#### What the task asks
Below is some material; transcribe all of it exactly.

#### Input records
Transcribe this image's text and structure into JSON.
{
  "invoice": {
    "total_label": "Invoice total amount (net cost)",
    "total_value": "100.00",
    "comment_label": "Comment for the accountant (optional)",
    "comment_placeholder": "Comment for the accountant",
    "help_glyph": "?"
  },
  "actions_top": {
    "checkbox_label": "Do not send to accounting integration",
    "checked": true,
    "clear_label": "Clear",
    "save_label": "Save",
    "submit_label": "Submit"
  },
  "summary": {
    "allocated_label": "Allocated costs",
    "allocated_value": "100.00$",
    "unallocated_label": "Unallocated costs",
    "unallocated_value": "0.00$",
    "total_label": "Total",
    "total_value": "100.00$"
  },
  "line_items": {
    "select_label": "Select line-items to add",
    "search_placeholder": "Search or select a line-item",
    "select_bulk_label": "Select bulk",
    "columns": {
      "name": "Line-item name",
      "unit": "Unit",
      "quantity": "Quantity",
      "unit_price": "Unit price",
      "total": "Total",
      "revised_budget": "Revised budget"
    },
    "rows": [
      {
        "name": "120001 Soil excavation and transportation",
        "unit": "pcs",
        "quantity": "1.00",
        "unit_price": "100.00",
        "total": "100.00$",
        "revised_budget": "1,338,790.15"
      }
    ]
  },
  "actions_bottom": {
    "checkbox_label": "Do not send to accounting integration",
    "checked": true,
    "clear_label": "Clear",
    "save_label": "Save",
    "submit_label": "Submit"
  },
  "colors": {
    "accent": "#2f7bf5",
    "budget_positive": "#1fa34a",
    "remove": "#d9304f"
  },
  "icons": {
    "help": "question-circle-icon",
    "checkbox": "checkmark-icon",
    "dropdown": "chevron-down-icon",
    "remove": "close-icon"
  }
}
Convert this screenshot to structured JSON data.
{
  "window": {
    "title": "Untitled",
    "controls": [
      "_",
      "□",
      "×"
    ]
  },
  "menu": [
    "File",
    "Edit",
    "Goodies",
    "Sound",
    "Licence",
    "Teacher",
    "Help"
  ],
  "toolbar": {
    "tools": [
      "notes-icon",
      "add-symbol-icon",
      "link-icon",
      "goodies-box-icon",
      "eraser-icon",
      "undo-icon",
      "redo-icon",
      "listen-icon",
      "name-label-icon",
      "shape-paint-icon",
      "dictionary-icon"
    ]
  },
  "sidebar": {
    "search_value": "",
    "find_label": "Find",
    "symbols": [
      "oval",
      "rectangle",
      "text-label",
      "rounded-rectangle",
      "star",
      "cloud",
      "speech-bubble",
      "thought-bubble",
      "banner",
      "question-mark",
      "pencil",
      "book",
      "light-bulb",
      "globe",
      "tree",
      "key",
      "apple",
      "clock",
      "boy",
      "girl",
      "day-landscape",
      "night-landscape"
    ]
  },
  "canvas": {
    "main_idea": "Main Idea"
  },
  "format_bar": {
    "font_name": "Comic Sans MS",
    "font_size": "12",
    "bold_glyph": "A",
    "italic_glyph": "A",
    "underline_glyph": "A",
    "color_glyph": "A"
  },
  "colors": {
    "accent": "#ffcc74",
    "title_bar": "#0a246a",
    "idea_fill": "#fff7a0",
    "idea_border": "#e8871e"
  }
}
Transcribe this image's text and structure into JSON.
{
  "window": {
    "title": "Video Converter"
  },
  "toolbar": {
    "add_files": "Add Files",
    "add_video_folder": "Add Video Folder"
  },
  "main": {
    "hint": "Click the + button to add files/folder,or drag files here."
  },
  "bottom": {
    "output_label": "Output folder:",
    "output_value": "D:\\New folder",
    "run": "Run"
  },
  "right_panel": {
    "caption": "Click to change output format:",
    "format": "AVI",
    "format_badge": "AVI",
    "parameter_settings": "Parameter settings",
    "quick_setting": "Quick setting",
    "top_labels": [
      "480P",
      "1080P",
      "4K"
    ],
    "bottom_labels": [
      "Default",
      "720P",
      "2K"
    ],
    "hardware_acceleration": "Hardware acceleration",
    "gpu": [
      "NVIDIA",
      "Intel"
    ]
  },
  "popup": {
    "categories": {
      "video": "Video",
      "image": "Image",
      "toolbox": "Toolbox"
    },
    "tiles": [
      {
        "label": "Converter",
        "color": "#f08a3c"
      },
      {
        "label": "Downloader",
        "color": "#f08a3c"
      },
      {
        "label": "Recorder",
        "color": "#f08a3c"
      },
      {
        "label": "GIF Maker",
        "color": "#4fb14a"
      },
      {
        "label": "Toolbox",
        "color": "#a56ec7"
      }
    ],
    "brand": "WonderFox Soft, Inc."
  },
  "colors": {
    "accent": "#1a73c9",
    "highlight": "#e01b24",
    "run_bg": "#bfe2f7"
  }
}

#### Reply to the exercise
Transcribe this image's text and structure into JSON.
{
  "invoice": {
    "total_label": "Invoice total amount (net cost)",
    "total_value": "100.00",
    "comment_label": "Comment for the accountant (optional)",
    "comment_placeholder": "Comment for the accountant",
    "help_glyph": "?"
  },
  "actions_top": {
    "checkbox_label": "Do not send to accounting integration",
    "checked": true,
    "clear_label": "Clear",
    "save_label": "Save",
    "submit_label": "Submit"
  },
  "summary": {
    "allocated_label": "Allocated costs",
    "allocated_value": "100.00$",
    "unallocated_label": "Unallocated costs",
    "unallocated_value": "0.00$",
    "total_label": "Total",
    "total_value": "100.00$"
  },
  "line_items": {
    "select_label": "Select line-items to add",
    "search_placeholder": "Search or select a line-item",
    "select_bulk_label": "Select bulk",
    "columns": {
      "name": "Line-item name",
      "unit": "Unit",
      "quantity": "Quantity",
      "unit_price": "Unit price",
      "total": "Total",
      "revised_budget": "Revised budget"
    },
    "rows": [
      {
        "name": "120001 Soil excavation and transportation",
        "unit": "pcs",
        "quantity": "1.00",
        "unit_price": "100.00",
        "total": "100.00$",
        "revised_budget": "1,338,790.15"
      }
    ]
  },
  "actions_bottom": {
    "checkbox_label": "Do not send to accounting integration",
    "checked": true,
    "clear_label": "Clear",
    "save_label": "Save",
    "submit_label": "Submit"
  },
  "colors": {
    "accent": "#2f7bf5",
    "budget_positive": "#1fa34a",
    "remove": "#d9304f"
  },
  "icons": {
    "help": "question-circle-icon",
    "checkbox": "checkmark-icon",
    "dropdown": "chevron-down-icon",
    "remove": "close-icon"
  }
}
Convert this screenshot to structured JSON data.
{
  "window": {
    "title": "Untitled",
    "controls": [
      "_",
      "□",
      "×"
    ]
  },
  "menu": [
    "File",
    "Edit",
    "Goodies",
    "Sound",
    "Licence",
    "Teacher",
    "Help"
  ],
  "toolbar": {
    "tools": [
      "notes-icon",
      "add-symbol-icon",
      "link-icon",
      "goodies-box-icon",
      "eraser-icon",
      "undo-icon",
      "redo-icon",
      "listen-icon",
      "name-label-icon",
      "shape-paint-icon",
      "dictionary-icon"
    ]
  },
  "sidebar": {
    "search_value": "",
    "find_label": "Find",
    "symbols": [
      "oval",
      "rectangle",
      "text-label",
      "rounded-rectangle",
      "star",
      "cloud",
      "speech-bubble",
      "thought-bubble",
      "banner",
      "question-mark",
      "pencil",
      "book",
      "light-bulb",
      "globe",
      "tree",
      "key",
      "apple",
      "clock",
      "boy",
      "girl",
      "day-landscape",
      "night-landscape"
    ]
  },
  "canvas": {
    "main_idea": "Main Idea"
  },
  "format_bar": {
    "font_name": "Comic Sans MS",
    "font_size": "12",
    "bold_glyph": "A",
    "italic_glyph": "A",
    "underline_glyph": "A",
    "color_glyph": "A"
  },
  "colors": {
    "accent": "#ffcc74",
    "title_bar": "#0a246a",
    "idea_fill": "#fff7a0",
    "idea_border": "#e8871e"
  }
}
Transcribe this image's text and structure into JSON.
{
  "window": {
    "title": "Video Converter"
  },
  "toolbar": {
    "add_files": "Add Files",
    "add_video_folder": "Add Video Folder"
  },
  "main": {
    "hint": "Click the + button to add files/folder,or drag files here."
  },
  "bottom": {
    "output_label": "Output folder:",
    "output_value": "D:\\New folder",
    "run": "Run"
  },
  "right_panel": {
    "caption": "Click to change output format:",
    "format": "AVI",
    "format_badge": "AVI",
    "parameter_settings": "Parameter settings",
    "quick_setting": "Quick setting",
    "top_labels": [
      "480P",
      "1080P",
      "4K"
    ],
    "bottom_labels": [
      "Default",
      "720P",
      "2K"
    ],
    "hardware_acceleration": "Hardware acceleration",
    "gpu": [
      "NVIDIA",
      "Intel"
    ]
  },
  "popup": {
    "categories": {
      "video": "Video",
      "image": "Image",
      "toolbox": "Toolbox"
    },
    "tiles": [
      {
        "label": "Converter",
        "color": "#f08a3c"
      },
      {
        "label": "Downloader",
        "color": "#f08a3c"
      },
      {
        "label": "Recorder",
        "color": "#f08a3c"
      },
      {
        "label": "GIF Maker",
        "color": "#4fb14a"
      },
      {
        "label": "Toolbox",
        "color": "#a56ec7"
      }
    ],
    "brand": "WonderFox Soft, Inc."
  },
  "colors": {
    "accent": "#1a73c9",
    "highlight": "#e01b24",
    "run_bg": "#bfe2f7"
  }
}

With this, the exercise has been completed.